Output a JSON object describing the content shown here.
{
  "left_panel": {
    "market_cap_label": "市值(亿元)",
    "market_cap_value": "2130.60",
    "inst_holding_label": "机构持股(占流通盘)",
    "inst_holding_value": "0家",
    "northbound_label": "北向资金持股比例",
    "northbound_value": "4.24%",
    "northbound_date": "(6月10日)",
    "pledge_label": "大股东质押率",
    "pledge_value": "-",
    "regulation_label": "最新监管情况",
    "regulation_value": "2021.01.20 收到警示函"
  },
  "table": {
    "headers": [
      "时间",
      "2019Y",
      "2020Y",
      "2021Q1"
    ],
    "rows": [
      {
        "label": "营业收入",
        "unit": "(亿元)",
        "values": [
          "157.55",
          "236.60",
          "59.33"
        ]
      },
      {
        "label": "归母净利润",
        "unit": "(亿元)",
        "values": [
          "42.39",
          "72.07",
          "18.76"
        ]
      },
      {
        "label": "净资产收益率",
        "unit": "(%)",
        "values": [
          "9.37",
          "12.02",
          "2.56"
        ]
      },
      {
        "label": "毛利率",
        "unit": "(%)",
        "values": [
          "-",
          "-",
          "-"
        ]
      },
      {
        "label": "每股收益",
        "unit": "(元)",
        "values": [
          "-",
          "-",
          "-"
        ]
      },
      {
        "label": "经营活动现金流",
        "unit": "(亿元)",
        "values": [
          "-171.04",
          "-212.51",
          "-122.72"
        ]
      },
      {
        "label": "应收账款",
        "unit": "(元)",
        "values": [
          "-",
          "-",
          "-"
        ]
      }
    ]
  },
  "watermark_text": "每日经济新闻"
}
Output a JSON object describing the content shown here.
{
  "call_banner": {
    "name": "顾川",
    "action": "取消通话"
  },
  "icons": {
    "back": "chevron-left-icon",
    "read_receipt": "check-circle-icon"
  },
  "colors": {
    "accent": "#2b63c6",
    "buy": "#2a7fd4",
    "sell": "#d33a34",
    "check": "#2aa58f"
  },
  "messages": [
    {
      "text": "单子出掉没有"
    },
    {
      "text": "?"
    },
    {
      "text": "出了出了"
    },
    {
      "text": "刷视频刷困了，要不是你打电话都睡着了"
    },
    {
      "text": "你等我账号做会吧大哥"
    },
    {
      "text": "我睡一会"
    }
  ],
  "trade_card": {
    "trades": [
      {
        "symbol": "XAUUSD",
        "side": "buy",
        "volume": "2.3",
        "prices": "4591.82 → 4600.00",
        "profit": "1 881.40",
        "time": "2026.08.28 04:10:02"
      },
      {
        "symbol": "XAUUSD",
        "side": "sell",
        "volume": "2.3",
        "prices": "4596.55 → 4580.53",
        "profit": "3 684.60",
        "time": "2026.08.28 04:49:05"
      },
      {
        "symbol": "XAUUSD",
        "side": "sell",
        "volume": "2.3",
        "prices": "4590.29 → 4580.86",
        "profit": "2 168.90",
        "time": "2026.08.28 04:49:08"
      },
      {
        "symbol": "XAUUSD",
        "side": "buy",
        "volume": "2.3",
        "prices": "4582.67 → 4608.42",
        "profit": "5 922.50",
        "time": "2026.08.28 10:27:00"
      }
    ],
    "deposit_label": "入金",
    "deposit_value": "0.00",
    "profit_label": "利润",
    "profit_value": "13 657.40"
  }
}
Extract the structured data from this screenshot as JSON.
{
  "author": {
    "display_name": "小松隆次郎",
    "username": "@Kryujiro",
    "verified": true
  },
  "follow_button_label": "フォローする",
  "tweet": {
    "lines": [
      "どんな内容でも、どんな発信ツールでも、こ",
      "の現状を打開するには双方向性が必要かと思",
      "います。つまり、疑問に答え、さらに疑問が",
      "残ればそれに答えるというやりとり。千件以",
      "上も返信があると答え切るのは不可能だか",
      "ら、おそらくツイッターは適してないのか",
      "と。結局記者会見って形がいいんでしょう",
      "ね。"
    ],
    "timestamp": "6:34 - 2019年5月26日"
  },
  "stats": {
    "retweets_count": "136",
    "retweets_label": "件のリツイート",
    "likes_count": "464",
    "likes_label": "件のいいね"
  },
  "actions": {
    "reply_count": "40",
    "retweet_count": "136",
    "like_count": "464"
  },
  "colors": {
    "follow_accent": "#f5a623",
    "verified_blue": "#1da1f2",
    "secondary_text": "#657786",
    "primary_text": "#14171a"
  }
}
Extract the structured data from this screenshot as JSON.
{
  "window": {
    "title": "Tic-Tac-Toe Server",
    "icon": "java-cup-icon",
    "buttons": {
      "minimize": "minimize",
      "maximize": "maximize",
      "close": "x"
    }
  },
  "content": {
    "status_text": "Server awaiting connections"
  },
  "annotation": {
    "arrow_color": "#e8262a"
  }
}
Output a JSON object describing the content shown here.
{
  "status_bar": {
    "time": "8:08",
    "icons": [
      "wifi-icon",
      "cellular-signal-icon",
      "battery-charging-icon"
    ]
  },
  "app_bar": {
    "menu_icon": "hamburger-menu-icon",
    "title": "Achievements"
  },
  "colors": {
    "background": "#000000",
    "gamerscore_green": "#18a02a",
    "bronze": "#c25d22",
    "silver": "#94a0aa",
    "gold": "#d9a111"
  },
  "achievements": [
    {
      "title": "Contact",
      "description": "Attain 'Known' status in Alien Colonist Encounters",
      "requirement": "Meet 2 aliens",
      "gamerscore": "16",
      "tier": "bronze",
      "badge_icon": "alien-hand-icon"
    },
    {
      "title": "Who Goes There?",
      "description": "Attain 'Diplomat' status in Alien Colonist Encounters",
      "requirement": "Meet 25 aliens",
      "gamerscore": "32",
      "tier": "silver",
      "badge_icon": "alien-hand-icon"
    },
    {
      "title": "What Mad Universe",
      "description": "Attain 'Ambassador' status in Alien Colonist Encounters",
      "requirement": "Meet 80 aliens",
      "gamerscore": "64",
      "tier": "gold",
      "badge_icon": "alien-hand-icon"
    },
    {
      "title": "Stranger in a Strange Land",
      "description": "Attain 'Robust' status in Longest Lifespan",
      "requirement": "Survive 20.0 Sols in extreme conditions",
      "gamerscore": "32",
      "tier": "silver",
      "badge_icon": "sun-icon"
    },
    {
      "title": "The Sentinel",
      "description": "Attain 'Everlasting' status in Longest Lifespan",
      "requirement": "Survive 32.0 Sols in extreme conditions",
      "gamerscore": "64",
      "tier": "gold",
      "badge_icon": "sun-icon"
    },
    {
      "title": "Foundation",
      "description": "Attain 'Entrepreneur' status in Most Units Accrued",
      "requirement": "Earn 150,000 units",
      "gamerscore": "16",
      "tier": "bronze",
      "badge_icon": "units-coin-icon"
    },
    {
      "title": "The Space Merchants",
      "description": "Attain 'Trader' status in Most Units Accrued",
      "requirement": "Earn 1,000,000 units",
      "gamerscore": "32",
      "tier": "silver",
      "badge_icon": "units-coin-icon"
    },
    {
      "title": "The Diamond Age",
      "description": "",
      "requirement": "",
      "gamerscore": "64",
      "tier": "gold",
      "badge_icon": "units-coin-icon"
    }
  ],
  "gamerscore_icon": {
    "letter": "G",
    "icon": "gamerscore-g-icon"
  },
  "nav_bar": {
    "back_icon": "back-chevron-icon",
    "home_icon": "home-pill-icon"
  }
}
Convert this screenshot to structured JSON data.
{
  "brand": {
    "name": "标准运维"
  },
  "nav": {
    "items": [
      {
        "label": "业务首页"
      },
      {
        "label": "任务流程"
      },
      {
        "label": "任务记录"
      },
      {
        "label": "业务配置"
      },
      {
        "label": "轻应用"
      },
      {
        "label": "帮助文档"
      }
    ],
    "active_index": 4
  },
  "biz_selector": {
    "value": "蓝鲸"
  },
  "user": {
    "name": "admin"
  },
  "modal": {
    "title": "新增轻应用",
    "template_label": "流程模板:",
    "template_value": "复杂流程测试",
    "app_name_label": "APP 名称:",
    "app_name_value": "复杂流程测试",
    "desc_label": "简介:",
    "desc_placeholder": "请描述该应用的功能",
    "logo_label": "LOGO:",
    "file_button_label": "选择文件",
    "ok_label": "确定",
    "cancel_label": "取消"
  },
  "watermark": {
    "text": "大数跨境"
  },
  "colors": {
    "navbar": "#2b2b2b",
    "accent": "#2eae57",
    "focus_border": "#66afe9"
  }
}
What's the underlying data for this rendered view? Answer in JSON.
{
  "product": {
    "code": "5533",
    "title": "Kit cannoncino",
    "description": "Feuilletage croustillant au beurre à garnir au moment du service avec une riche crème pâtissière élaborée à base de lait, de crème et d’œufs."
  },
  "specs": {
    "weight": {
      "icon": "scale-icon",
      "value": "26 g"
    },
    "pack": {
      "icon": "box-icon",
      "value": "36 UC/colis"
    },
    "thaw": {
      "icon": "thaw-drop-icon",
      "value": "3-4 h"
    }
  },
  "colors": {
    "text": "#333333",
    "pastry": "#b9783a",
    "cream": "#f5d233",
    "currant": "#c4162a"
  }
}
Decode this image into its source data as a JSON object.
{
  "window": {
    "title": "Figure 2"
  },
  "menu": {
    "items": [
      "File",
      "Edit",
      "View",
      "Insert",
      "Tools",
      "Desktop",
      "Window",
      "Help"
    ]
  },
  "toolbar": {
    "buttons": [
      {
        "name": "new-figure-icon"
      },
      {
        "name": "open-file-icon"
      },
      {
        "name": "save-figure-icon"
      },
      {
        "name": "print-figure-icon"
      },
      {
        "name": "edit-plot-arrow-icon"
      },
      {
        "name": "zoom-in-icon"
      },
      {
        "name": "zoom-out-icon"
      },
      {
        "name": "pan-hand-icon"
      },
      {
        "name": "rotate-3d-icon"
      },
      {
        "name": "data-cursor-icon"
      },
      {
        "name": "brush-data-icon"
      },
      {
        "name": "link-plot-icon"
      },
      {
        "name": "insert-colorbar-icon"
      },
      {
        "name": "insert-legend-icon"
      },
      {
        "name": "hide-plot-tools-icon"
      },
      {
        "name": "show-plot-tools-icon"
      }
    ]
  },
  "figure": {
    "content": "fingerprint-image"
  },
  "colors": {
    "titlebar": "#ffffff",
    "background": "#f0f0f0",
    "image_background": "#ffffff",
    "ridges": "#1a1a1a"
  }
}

****

**Task details:** Which lines hold the string "Longest"? List them all.

**Solution to this problem:**
      "description": "Attain 'Robust' status in Longest Lifespan",
      "description": "Attain 'Everlasting' status in Longest Lifespan",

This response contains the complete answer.